■ **Aufgabendetails**:
Prüfen Sie anhand des folgenden Textes über den Besuch von Friedrich Merz bei Donald Trump, ob die Aussagen zutreffen. Antworten Sie jeweils mit Ja oder Nein und zitieren Sie die entscheidenden Worte wörtlich.
1. Vor der Presse ließ Merz überwiegend Trump sprechen.
2. Trump bezeichnete die geplante Steigerung der deutschen Verteidigungsausgaben als negativ.
3. Trumps erste Amtszeit dauerte von 2017 bis 2021.

Mit Spannung waren die Blicke heute auf das Oval Office gerichtet. Das Büro des US-Präsidenten war in den vergangenen Monaten immer wieder Schauplatz politischer Dramen geworden. Mit Freude nutzt Donald Trump die Besuche anderer Staatsoberhäupter zur Selbstdarstellung und wahlweise auch zur Inszenierung eines Eklats.
Etwas Aufregung konnte man entsprechend am Donnerstag auch in den Augen von Friedrich Merz wahrnehmen, als er von Trump durch die Türen des Weißen Hauses geführt wurde. Vor den Pressevertreter:innen überließ er überwiegend dem Gastgeber das Wort.
Der strebt nach eigenen Angaben eine "großartige Beziehung" zu Deutschland und dem neuen Bundeskanzler an. Die geplante Steigerung der deutschen Verteidigungsausgaben etwa nannte Trump "positiv". Bereits in seiner ersten Amtszeit (2017 bis 2021) hatte der Republikaner jahrelang Druck auf die Bundesregierung gemacht, die Ausgaben zu steigern.

■ **Datensatzauszug**:
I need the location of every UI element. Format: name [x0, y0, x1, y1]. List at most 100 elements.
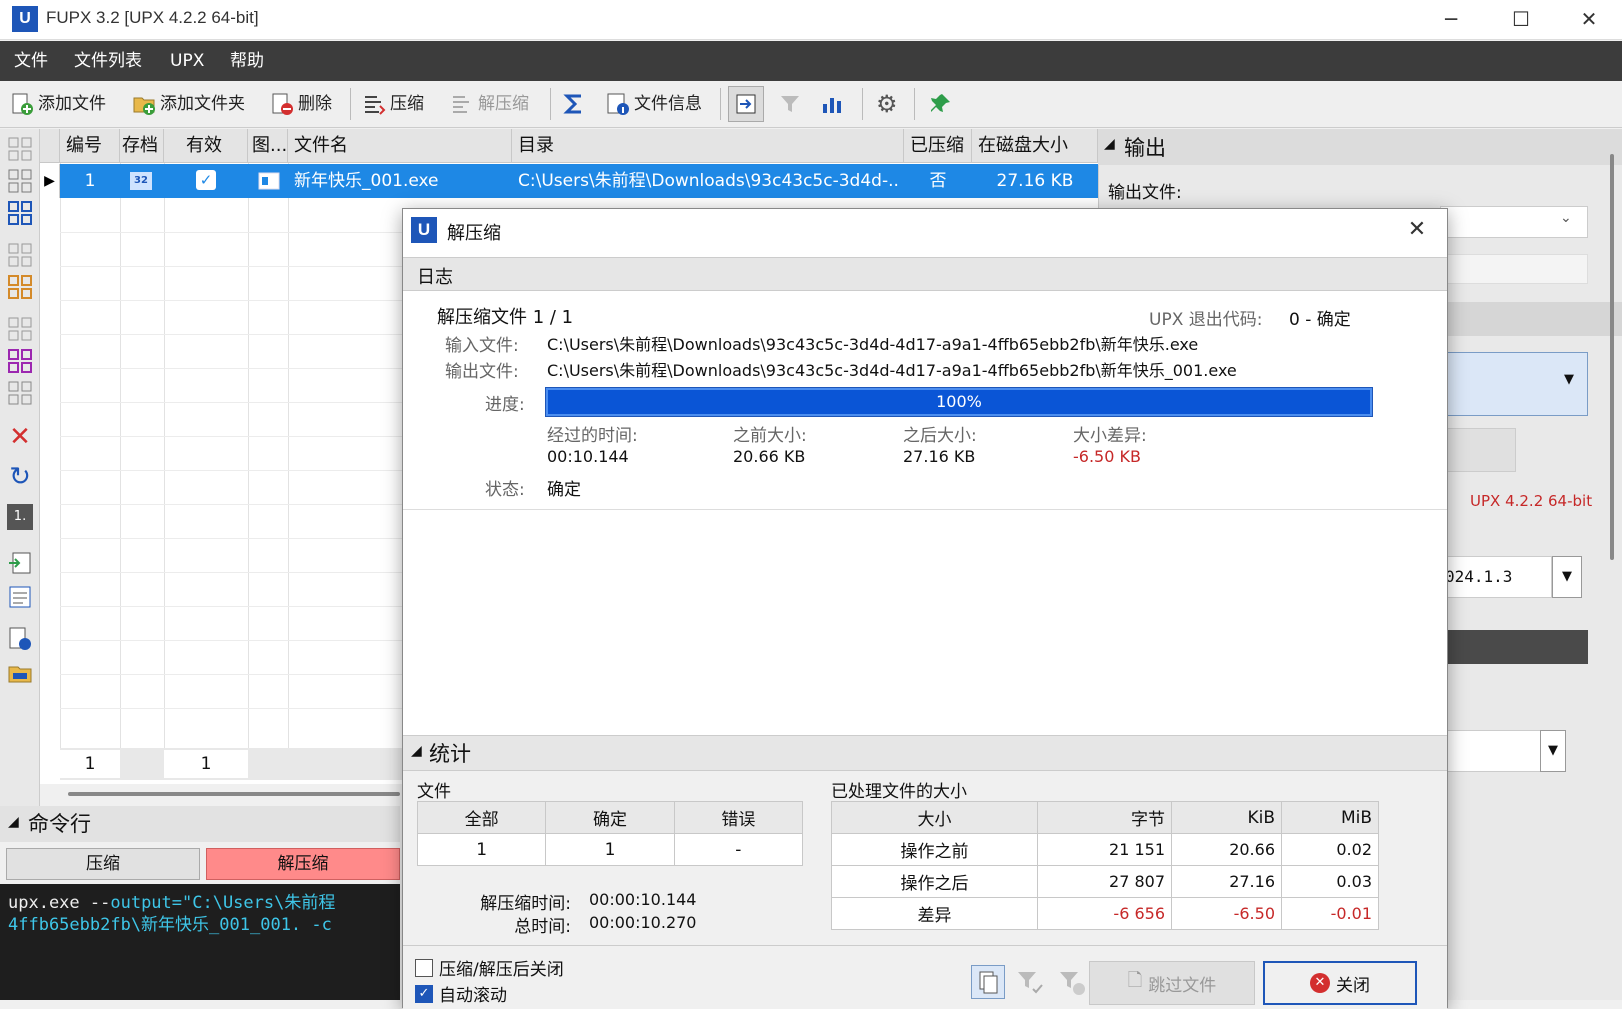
filter-button[interactable]: [778, 86, 802, 122]
decompress-button[interactable]: 解压缩: [450, 86, 529, 122]
remove-icon[interactable]: ✕: [7, 424, 33, 450]
auto-scroll-checkbox[interactable]: ✓: [415, 985, 433, 1003]
files-ok-value: 1: [545, 833, 675, 866]
filter-ok-button[interactable]: [1015, 967, 1045, 997]
col-header-dir[interactable]: 目录: [512, 129, 904, 163]
toolbar-separator: [350, 88, 351, 120]
grid-view-icon[interactable]: [7, 136, 33, 162]
dropdown-arrow-icon[interactable]: ▼: [1540, 730, 1566, 772]
file-info-button[interactable]: 文件信息: [606, 86, 702, 122]
filter-error-button[interactable]: [1057, 967, 1087, 997]
col-header-valid[interactable]: 有效: [164, 129, 248, 163]
output-panel-title: 输出: [1124, 136, 1166, 160]
stats-title: 统计: [429, 742, 471, 766]
grid-view-icon[interactable]: [7, 168, 33, 194]
export-icon: [734, 92, 758, 116]
row-selector-arrow-icon[interactable]: ▶: [40, 164, 60, 198]
cmdline-text-line2: 4ffb65ebb2fb\新年快乐_001_001. -c: [8, 915, 332, 935]
exit-code-label: UPX 退出代码:: [1149, 310, 1263, 330]
col-header-icon[interactable]: 图...: [248, 129, 288, 163]
decompress-time-value: 00:00:10.144: [589, 890, 697, 909]
diff-size-value: -6.50 KB: [1073, 447, 1141, 466]
close-after-label: 压缩/解压后关闭: [439, 960, 564, 980]
file-info-label: 文件信息: [634, 94, 702, 114]
collapse-arrow-icon[interactable]: ◢: [1104, 136, 1115, 152]
col-header-filename[interactable]: 文件名: [288, 129, 512, 163]
panel-button[interactable]: [1440, 428, 1516, 472]
delete-button[interactable]: 删除: [270, 86, 332, 122]
elapsed-value: 00:10.144: [547, 447, 629, 466]
decompress-time-label: 解压缩时间:: [480, 894, 571, 914]
add-folder-button[interactable]: 添加文件夹: [132, 86, 245, 122]
menu-file[interactable]: 文件: [14, 41, 48, 81]
collapse-arrow-icon[interactable]: ◢: [8, 814, 19, 830]
close-after-checkbox[interactable]: [415, 959, 433, 977]
add-file-button[interactable]: 添加文件: [10, 86, 106, 122]
compress-icon: [362, 92, 386, 116]
grid-view-icon[interactable]: [7, 316, 33, 342]
maximize-button[interactable]: ☐: [1486, 0, 1556, 40]
pin-button[interactable]: [928, 86, 952, 122]
progress-label: 进度:: [485, 395, 525, 415]
grid-line: [288, 163, 289, 753]
grid-view-icon[interactable]: [7, 242, 33, 268]
cmd-compress-button[interactable]: 压缩: [6, 848, 200, 880]
cell-compressed: 否: [929, 171, 947, 191]
skip-file-button[interactable]: 🗋 跳过文件: [1089, 961, 1255, 1005]
arch-badge: 32: [130, 172, 152, 190]
grid-view-icon[interactable]: [7, 348, 33, 374]
grid-view-icon[interactable]: [7, 200, 33, 226]
col-header-compressed[interactable]: 已压缩: [904, 129, 972, 163]
footer-count: 1: [60, 750, 120, 778]
sizes-bytes-cell: 27 807: [1037, 865, 1172, 898]
minimize-button[interactable]: ─: [1416, 0, 1486, 40]
grid-view-icon[interactable]: [7, 380, 33, 406]
sum-button[interactable]: [562, 86, 586, 122]
export-button[interactable]: [728, 86, 764, 122]
folder-icon[interactable]: [7, 660, 33, 686]
dropdown-arrow-icon[interactable]: ▼: [1552, 556, 1582, 598]
file-info-small-icon[interactable]: [7, 626, 33, 652]
refresh-icon[interactable]: ↻: [7, 464, 33, 490]
close-window-button[interactable]: ✕: [1556, 0, 1622, 40]
sizes-kib-cell: 20.66: [1171, 833, 1282, 866]
collapse-arrow-icon[interactable]: ◢: [411, 743, 422, 759]
toolbar-separator: [720, 88, 721, 120]
menu-help[interactable]: 帮助: [230, 41, 264, 81]
close-circle-icon: ✕: [1310, 973, 1330, 993]
version-field[interactable]: 024.1.3: [1440, 556, 1552, 598]
output-field[interactable]: [1440, 254, 1588, 284]
sizes-header-mib: MiB: [1281, 801, 1379, 834]
col-header-size[interactable]: 在磁盘大小: [972, 129, 1098, 163]
valid-checkbox[interactable]: ✓: [196, 170, 216, 190]
add-folder-label: 添加文件夹: [160, 94, 245, 114]
close-dialog-label: 关闭: [1336, 975, 1370, 996]
menu-upx[interactable]: UPX: [170, 41, 204, 81]
files-label: 文件: [417, 782, 451, 802]
dialog-close-icon[interactable]: ✕: [1399, 213, 1435, 247]
skip-file-label: 跳过文件: [1148, 975, 1217, 996]
vertical-scrollbar[interactable]: [1610, 154, 1614, 560]
compress-button[interactable]: 压缩: [362, 86, 424, 122]
sizes-row-label: 操作之后: [831, 865, 1038, 898]
toolbar-separator: [914, 88, 915, 120]
close-dialog-button[interactable]: ✕ 关闭: [1263, 961, 1417, 1005]
copy-log-button[interactable]: [971, 965, 1005, 999]
grid-view-icon[interactable]: [7, 274, 33, 300]
settings-button[interactable]: ⚙: [876, 86, 900, 122]
sizes-kib-cell: -6.50: [1171, 897, 1282, 930]
import-list-icon[interactable]: [7, 550, 33, 576]
files-table: 全部 确定 错误 1 1 -: [416, 801, 804, 866]
col-header-arch[interactable]: 存档: [120, 129, 164, 163]
output-file-value: C:\Users\朱前程\Downloads\93c43c5c-3d4d-4d1…: [547, 361, 1237, 380]
cmd-decompress-button[interactable]: 解压缩: [206, 848, 400, 880]
horizontal-scrollbar[interactable]: [68, 792, 400, 796]
list-details-icon[interactable]: [7, 584, 33, 610]
file-info-icon: [606, 92, 630, 116]
panel-field[interactable]: [1440, 730, 1556, 772]
col-header-num[interactable]: 编号: [60, 129, 120, 163]
files-header-error: 错误: [673, 801, 804, 834]
menu-file-list[interactable]: 文件列表: [74, 41, 142, 81]
chart-button[interactable]: [820, 86, 844, 122]
numbering-icon[interactable]: 1.: [7, 504, 33, 530]
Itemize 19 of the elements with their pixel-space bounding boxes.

■ **Lösung der Aufgabe**:
1. Ja: „Vor den Pressevertreter:innen überließ er überwiegend dem Gastgeber das Wort.“
2. Nein: „Die geplante Steigerung der deutschen Verteidigungsausgaben etwa nannte Trump "positiv".“
3. Ja: „Bereits in seiner ersten Amtszeit (2017 bis 2021)“